Aim of the exercise: Repeat every line of the material, character for character.

Stored rows:
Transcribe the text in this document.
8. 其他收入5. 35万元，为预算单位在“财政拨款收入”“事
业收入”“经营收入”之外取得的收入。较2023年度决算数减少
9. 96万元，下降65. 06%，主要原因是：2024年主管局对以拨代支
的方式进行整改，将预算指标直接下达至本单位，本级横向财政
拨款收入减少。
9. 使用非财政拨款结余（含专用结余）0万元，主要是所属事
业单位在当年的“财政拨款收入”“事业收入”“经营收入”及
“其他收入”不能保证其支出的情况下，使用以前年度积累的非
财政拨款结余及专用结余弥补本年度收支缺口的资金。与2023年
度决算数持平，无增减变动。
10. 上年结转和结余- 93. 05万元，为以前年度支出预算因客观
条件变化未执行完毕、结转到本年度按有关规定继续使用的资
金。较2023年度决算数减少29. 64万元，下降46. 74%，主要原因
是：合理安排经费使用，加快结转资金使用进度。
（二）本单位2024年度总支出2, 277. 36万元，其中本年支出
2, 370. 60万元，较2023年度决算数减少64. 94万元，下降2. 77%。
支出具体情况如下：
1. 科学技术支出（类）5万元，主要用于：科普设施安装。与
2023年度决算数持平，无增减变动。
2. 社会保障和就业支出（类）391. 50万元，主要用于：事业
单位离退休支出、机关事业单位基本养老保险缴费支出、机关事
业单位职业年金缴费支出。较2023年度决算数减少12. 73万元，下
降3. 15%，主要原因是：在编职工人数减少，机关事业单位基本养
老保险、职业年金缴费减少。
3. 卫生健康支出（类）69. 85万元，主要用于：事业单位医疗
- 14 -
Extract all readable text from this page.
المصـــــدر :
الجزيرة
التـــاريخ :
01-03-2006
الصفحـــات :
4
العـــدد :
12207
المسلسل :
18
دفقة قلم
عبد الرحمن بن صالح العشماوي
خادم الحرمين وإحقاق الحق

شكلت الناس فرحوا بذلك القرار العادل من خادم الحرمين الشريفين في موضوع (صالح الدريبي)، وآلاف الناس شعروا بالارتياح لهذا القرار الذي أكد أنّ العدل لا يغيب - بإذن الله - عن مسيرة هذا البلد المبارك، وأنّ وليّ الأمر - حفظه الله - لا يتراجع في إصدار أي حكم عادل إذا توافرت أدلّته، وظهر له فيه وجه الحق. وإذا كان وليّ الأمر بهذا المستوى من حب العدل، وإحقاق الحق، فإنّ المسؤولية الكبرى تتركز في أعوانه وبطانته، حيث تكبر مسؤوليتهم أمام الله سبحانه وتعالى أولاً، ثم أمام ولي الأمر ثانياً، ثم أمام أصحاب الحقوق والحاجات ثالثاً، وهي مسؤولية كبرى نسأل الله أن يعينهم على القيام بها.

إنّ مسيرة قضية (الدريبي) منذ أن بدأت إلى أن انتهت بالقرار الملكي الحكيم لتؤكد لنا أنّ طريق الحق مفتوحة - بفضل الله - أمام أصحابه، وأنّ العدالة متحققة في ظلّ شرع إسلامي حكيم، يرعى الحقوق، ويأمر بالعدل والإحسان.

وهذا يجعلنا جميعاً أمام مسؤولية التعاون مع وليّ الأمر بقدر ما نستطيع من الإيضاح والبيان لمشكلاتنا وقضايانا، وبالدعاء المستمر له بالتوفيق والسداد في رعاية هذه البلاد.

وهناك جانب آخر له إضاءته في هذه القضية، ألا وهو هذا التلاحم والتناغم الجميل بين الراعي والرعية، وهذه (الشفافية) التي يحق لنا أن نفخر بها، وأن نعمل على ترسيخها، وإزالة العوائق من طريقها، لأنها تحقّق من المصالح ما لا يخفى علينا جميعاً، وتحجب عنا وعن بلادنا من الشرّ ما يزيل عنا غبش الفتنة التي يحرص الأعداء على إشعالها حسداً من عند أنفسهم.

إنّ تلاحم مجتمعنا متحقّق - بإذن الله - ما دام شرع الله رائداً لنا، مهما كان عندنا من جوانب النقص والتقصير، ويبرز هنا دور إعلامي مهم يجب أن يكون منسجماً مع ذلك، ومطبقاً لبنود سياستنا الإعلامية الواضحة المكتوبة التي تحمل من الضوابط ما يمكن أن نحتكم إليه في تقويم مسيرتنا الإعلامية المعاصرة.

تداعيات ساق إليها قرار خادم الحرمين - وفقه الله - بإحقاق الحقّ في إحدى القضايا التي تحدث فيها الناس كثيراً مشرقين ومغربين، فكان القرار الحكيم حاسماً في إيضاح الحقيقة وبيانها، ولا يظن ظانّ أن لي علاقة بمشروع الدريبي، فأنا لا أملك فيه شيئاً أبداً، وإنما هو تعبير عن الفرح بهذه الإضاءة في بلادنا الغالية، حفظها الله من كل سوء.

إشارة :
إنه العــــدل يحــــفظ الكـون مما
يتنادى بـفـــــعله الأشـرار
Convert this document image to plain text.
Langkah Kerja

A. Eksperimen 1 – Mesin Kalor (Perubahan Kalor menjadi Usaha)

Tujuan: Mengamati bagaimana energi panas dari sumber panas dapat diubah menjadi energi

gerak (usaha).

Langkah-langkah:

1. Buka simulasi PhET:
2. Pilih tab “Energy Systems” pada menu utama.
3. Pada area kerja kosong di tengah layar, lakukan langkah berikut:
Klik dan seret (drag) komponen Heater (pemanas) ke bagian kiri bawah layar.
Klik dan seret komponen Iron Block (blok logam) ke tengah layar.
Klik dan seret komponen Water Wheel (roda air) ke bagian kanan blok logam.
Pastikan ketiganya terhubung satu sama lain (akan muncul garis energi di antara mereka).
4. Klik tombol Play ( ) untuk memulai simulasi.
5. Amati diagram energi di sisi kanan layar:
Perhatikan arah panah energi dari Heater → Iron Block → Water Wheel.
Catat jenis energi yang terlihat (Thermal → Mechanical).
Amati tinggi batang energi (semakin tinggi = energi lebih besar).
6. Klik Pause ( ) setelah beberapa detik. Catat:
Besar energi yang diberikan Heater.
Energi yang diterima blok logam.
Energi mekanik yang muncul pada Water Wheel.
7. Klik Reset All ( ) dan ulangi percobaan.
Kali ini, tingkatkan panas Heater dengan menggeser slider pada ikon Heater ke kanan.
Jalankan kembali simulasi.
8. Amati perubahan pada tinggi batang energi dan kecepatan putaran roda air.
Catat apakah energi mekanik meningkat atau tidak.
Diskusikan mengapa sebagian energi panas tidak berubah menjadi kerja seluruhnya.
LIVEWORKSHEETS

Result:
Transcribe the text in this document.
8. 其他收入5. 35万元，为预算单位在“财政拨款收入”“事
业收入”“经营收入”之外取得的收入。较2023年度决算数减少
9. 96万元，下降65. 06%，主要原因是：2024年主管局对以拨代支
的方式进行整改，将预算指标直接下达至本单位，本级横向财政
拨款收入减少。
9. 使用非财政拨款结余（含专用结余）0万元，主要是所属事
业单位在当年的“财政拨款收入”“事业收入”“经营收入”及
“其他收入”不能保证其支出的情况下，使用以前年度积累的非
财政拨款结余及专用结余弥补本年度收支缺口的资金。与2023年
度决算数持平，无增减变动。
10. 上年结转和结余- 93. 05万元，为以前年度支出预算因客观
条件变化未执行完毕、结转到本年度按有关规定继续使用的资
金。较2023年度决算数减少29. 64万元，下降46. 74%，主要原因
是：合理安排经费使用，加快结转资金使用进度。
（二）本单位2024年度总支出2, 277. 36万元，其中本年支出
2, 370. 60万元，较2023年度决算数减少64. 94万元，下降2. 77%。
支出具体情况如下：
1. 科学技术支出（类）5万元，主要用于：科普设施安装。与
2023年度决算数持平，无增减变动。
2. 社会保障和就业支出（类）391. 50万元，主要用于：事业
单位离退休支出、机关事业单位基本养老保险缴费支出、机关事
业单位职业年金缴费支出。较2023年度决算数减少12. 73万元，下
降3. 15%，主要原因是：在编职工人数减少，机关事业单位基本养
老保险、职业年金缴费减少。
3. 卫生健康支出（类）69. 85万元，主要用于：事业单位医疗
- 14 -
Extract all readable text from this page.
المصـــــدر :
الجزيرة
التـــاريخ :
01-03-2006
الصفحـــات :
4
العـــدد :
12207
المسلسل :
18
دفقة قلم
عبد الرحمن بن صالح العشماوي
خادم الحرمين وإحقاق الحق

شكلت الناس فرحوا بذلك القرار العادل من خادم الحرمين الشريفين في موضوع (صالح الدريبي)، وآلاف الناس شعروا بالارتياح لهذا القرار الذي أكد أنّ العدل لا يغيب - بإذن الله - عن مسيرة هذا البلد المبارك، وأنّ وليّ الأمر - حفظه الله - لا يتراجع في إصدار أي حكم عادل إذا توافرت أدلّته، وظهر له فيه وجه الحق. وإذا كان وليّ الأمر بهذا المستوى من حب العدل، وإحقاق الحق، فإنّ المسؤولية الكبرى تتركز في أعوانه وبطانته، حيث تكبر مسؤوليتهم أمام الله سبحانه وتعالى أولاً، ثم أمام ولي الأمر ثانياً، ثم أمام أصحاب الحقوق والحاجات ثالثاً، وهي مسؤولية كبرى نسأل الله أن يعينهم على القيام بها.

إنّ مسيرة قضية (الدريبي) منذ أن بدأت إلى أن انتهت بالقرار الملكي الحكيم لتؤكد لنا أنّ طريق الحق مفتوحة - بفضل الله - أمام أصحابه، وأنّ العدالة متحققة في ظلّ شرع إسلامي حكيم، يرعى الحقوق، ويأمر بالعدل والإحسان.

وهذا يجعلنا جميعاً أمام مسؤولية التعاون مع وليّ الأمر بقدر ما نستطيع من الإيضاح والبيان لمشكلاتنا وقضايانا، وبالدعاء المستمر له بالتوفيق والسداد في رعاية هذه البلاد.

وهناك جانب آخر له إضاءته في هذه القضية، ألا وهو هذا التلاحم والتناغم الجميل بين الراعي والرعية، وهذه (الشفافية) التي يحق لنا أن نفخر بها، وأن نعمل على ترسيخها، وإزالة العوائق من طريقها، لأنها تحقّق من المصالح ما لا يخفى علينا جميعاً، وتحجب عنا وعن بلادنا من الشرّ ما يزيل عنا غبش الفتنة التي يحرص الأعداء على إشعالها حسداً من عند أنفسهم.

إنّ تلاحم مجتمعنا متحقّق - بإذن الله - ما دام شرع الله رائداً لنا، مهما كان عندنا من جوانب النقص والتقصير، ويبرز هنا دور إعلامي مهم يجب أن يكون منسجماً مع ذلك، ومطبقاً لبنود سياستنا الإعلامية الواضحة المكتوبة التي تحمل من الضوابط ما يمكن أن نحتكم إليه في تقويم مسيرتنا الإعلامية المعاصرة.

تداعيات ساق إليها قرار خادم الحرمين - وفقه الله - بإحقاق الحقّ في إحدى القضايا التي تحدث فيها الناس كثيراً مشرقين ومغربين، فكان القرار الحكيم حاسماً في إيضاح الحقيقة وبيانها، ولا يظن ظانّ أن لي علاقة بمشروع الدريبي، فأنا لا أملك فيه شيئاً أبداً، وإنما هو تعبير عن الفرح بهذه الإضاءة في بلادنا الغالية، حفظها الله من كل سوء.

إشارة :
إنه العــــدل يحــــفظ الكـون مما
يتنادى بـفـــــعله الأشـرار
Convert this document image to plain text.
Langkah Kerja

A. Eksperimen 1 – Mesin Kalor (Perubahan Kalor menjadi Usaha)

Tujuan: Mengamati bagaimana energi panas dari sumber panas dapat diubah menjadi energi

gerak (usaha).

Langkah-langkah:

1. Buka simulasi PhET:
2. Pilih tab “Energy Systems” pada menu utama.
3. Pada area kerja kosong di tengah layar, lakukan langkah berikut:
Klik dan seret (drag) komponen Heater (pemanas) ke bagian kiri bawah layar.
Klik dan seret komponen Iron Block (blok logam) ke tengah layar.
Klik dan seret komponen Water Wheel (roda air) ke bagian kanan blok logam.
Pastikan ketiganya terhubung satu sama lain (akan muncul garis energi di antara mereka).
4. Klik tombol Play ( ) untuk memulai simulasi.
5. Amati diagram energi di sisi kanan layar:
Perhatikan arah panah energi dari Heater → Iron Block → Water Wheel.
Catat jenis energi yang terlihat (Thermal → Mechanical).
Amati tinggi batang energi (semakin tinggi = energi lebih besar).
6. Klik Pause ( ) setelah beberapa detik. Catat:
Besar energi yang diberikan Heater.
Energi yang diterima blok logam.
Energi mekanik yang muncul pada Water Wheel.
7. Klik Reset All ( ) dan ulangi percobaan.
Kali ini, tingkatkan panas Heater dengan menggeser slider pada ikon Heater ke kanan.
Jalankan kembali simulasi.
8. Amati perubahan pada tinggi batang energi dan kecepatan putaran roda air.
Catat apakah energi mekanik meningkat atau tidak.
Diskusikan mengapa sebagian energi panas tidak berubah menjadi kerja seluruhnya.
LIVEWORKSHEETS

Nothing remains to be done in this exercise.